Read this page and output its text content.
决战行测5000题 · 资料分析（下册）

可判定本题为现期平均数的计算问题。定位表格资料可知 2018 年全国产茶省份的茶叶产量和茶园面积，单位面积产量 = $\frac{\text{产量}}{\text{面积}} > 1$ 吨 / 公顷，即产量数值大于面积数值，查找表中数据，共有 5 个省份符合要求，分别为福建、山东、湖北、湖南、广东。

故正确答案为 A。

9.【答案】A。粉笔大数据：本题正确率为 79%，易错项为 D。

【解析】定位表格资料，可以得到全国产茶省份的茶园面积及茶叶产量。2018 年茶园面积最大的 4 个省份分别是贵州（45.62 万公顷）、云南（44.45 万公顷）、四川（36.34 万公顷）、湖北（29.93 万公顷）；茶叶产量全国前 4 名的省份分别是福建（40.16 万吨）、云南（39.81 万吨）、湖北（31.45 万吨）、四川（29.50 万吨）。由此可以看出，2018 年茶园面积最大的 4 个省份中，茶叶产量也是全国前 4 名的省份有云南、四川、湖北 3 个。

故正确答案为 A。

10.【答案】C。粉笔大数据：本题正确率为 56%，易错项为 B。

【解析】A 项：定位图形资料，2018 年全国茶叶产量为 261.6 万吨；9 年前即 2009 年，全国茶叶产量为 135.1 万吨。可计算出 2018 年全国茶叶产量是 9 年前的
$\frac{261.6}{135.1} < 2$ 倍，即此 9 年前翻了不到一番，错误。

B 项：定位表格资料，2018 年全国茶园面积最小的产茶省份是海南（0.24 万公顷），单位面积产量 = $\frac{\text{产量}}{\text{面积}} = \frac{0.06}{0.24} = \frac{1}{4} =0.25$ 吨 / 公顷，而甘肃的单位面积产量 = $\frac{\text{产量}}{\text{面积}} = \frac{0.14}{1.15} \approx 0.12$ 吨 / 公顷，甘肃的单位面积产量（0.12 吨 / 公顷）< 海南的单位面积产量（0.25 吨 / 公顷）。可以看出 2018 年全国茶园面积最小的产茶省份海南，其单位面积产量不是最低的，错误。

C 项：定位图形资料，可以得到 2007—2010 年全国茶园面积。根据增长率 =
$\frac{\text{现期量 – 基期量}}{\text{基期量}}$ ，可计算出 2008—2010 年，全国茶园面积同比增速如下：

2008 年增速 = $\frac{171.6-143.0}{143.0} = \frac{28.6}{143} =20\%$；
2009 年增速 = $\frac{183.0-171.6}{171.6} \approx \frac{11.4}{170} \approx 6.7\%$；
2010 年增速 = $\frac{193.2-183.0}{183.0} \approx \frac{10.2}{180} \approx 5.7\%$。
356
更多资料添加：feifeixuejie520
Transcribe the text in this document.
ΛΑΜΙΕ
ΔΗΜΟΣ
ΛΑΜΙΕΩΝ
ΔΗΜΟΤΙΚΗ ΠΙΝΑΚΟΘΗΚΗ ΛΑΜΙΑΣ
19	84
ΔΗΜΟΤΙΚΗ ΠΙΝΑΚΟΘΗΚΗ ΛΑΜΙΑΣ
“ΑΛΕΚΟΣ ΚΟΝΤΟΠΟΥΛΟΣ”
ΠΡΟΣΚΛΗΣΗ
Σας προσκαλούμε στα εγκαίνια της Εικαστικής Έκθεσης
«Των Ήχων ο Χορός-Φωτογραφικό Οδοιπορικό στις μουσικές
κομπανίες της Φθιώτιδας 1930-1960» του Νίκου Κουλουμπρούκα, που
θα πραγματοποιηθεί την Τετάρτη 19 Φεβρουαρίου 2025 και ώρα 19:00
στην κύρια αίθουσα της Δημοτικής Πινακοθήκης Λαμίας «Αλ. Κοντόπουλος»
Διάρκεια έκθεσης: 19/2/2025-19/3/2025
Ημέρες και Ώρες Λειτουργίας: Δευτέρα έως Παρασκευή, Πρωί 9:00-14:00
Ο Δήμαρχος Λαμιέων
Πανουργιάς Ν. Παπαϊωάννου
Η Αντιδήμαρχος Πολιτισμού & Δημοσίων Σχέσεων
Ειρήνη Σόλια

::::

[SET EXERCISE]
Pull out every line holding "易错项为" from the records above, and copy it.

[TASK ANSWER]
9.【答案】A。粉笔大数据：本题正确率为 79%，易错项为 D。
10.【答案】C。粉笔大数据：本题正确率为 56%，易错项为 B。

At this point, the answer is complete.